Brief
Reproduce each record exactly.
## Begin Stored rows
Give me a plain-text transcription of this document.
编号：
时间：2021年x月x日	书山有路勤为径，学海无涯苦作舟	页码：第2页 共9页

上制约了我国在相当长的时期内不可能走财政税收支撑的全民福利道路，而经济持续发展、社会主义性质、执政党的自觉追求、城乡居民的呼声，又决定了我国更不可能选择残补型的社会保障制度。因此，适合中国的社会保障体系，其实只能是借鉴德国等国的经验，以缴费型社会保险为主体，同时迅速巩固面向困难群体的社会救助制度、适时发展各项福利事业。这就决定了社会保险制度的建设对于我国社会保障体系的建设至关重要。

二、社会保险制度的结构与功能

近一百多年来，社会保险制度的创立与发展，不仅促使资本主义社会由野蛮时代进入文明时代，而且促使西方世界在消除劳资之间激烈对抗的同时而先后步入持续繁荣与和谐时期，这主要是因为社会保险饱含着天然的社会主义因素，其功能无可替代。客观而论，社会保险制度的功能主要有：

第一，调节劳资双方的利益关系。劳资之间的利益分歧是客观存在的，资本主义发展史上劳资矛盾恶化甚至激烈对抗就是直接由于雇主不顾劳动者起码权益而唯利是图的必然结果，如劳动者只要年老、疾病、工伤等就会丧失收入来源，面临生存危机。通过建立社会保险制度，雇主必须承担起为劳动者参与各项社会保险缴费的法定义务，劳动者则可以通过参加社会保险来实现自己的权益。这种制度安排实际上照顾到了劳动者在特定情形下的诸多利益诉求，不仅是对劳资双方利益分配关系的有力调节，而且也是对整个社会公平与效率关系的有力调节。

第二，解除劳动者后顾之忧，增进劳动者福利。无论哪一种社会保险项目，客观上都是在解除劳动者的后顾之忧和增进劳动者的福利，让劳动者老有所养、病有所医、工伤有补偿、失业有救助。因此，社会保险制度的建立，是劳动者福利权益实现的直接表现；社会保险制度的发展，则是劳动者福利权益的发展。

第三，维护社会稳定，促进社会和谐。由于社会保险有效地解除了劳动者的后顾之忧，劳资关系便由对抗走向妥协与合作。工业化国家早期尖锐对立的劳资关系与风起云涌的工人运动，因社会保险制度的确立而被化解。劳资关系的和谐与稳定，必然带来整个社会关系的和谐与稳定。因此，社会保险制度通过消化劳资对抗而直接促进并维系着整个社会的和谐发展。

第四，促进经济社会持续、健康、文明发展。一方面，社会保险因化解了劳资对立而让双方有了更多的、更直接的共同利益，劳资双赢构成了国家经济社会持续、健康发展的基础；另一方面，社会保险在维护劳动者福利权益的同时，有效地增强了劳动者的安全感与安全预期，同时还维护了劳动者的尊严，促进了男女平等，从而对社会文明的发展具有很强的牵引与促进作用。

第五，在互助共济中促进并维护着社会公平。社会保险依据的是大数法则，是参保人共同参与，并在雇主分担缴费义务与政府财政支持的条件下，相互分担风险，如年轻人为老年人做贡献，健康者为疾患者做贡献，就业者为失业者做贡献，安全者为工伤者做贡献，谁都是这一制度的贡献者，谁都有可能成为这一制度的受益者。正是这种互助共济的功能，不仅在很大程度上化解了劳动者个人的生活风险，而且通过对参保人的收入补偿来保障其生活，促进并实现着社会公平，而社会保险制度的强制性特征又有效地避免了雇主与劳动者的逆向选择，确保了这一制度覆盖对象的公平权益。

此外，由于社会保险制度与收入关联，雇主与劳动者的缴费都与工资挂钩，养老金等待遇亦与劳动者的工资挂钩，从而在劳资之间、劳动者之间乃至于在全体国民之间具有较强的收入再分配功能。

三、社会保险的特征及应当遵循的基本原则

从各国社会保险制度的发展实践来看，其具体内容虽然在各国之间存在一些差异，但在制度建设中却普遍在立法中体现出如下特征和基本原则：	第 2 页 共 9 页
## End Stored rows
Completed exercise
Give me a plain-text transcription of this document.
编号：
时间：2021年x月x日	书山有路勤为径，学海无涯苦作舟	页码：第2页 共9页

上制约了我国在相当长的时期内不可能走财政税收支撑的全民福利道路，而经济持续发展、社会主义性质、执政党的自觉追求、城乡居民的呼声，又决定了我国更不可能选择残补型的社会保障制度。因此，适合中国的社会保障体系，其实只能是借鉴德国等国的经验，以缴费型社会保险为主体，同时迅速巩固面向困难群体的社会救助制度、适时发展各项福利事业。这就决定了社会保险制度的建设对于我国社会保障体系的建设至关重要。

二、社会保险制度的结构与功能

近一百多年来，社会保险制度的创立与发展，不仅促使资本主义社会由野蛮时代进入文明时代，而且促使西方世界在消除劳资之间激烈对抗的同时而先后步入持续繁荣与和谐时期，这主要是因为社会保险饱含着天然的社会主义因素，其功能无可替代。客观而论，社会保险制度的功能主要有：

第一，调节劳资双方的利益关系。劳资之间的利益分歧是客观存在的，资本主义发展史上劳资矛盾恶化甚至激烈对抗就是直接由于雇主不顾劳动者起码权益而唯利是图的必然结果，如劳动者只要年老、疾病、工伤等就会丧失收入来源，面临生存危机。通过建立社会保险制度，雇主必须承担起为劳动者参与各项社会保险缴费的法定义务，劳动者则可以通过参加社会保险来实现自己的权益。这种制度安排实际上照顾到了劳动者在特定情形下的诸多利益诉求，不仅是对劳资双方利益分配关系的有力调节，而且也是对整个社会公平与效率关系的有力调节。

第二，解除劳动者后顾之忧，增进劳动者福利。无论哪一种社会保险项目，客观上都是在解除劳动者的后顾之忧和增进劳动者的福利，让劳动者老有所养、病有所医、工伤有补偿、失业有救助。因此，社会保险制度的建立，是劳动者福利权益实现的直接表现；社会保险制度的发展，则是劳动者福利权益的发展。

第三，维护社会稳定，促进社会和谐。由于社会保险有效地解除了劳动者的后顾之忧，劳资关系便由对抗走向妥协与合作。工业化国家早期尖锐对立的劳资关系与风起云涌的工人运动，因社会保险制度的确立而被化解。劳资关系的和谐与稳定，必然带来整个社会关系的和谐与稳定。因此，社会保险制度通过消化劳资对抗而直接促进并维系着整个社会的和谐发展。

第四，促进经济社会持续、健康、文明发展。一方面，社会保险因化解了劳资对立而让双方有了更多的、更直接的共同利益，劳资双赢构成了国家经济社会持续、健康发展的基础；另一方面，社会保险在维护劳动者福利权益的同时，有效地增强了劳动者的安全感与安全预期，同时还维护了劳动者的尊严，促进了男女平等，从而对社会文明的发展具有很强的牵引与促进作用。

第五，在互助共济中促进并维护着社会公平。社会保险依据的是大数法则，是参保人共同参与，并在雇主分担缴费义务与政府财政支持的条件下，相互分担风险，如年轻人为老年人做贡献，健康者为疾患者做贡献，就业者为失业者做贡献，安全者为工伤者做贡献，谁都是这一制度的贡献者，谁都有可能成为这一制度的受益者。正是这种互助共济的功能，不仅在很大程度上化解了劳动者个人的生活风险，而且通过对参保人的收入补偿来保障其生活，促进并实现着社会公平，而社会保险制度的强制性特征又有效地避免了雇主与劳动者的逆向选择，确保了这一制度覆盖对象的公平权益。

此外，由于社会保险制度与收入关联，雇主与劳动者的缴费都与工资挂钩，养老金等待遇亦与劳动者的工资挂钩，从而在劳资之间、劳动者之间乃至于在全体国民之间具有较强的收入再分配功能。

三、社会保险的特征及应当遵循的基本原则

从各国社会保险制度的发展实践来看，其具体内容虽然在各国之间存在一些差异，但在制度建设中却普遍在立法中体现出如下特征和基本原则：	第 2 页 共 9 页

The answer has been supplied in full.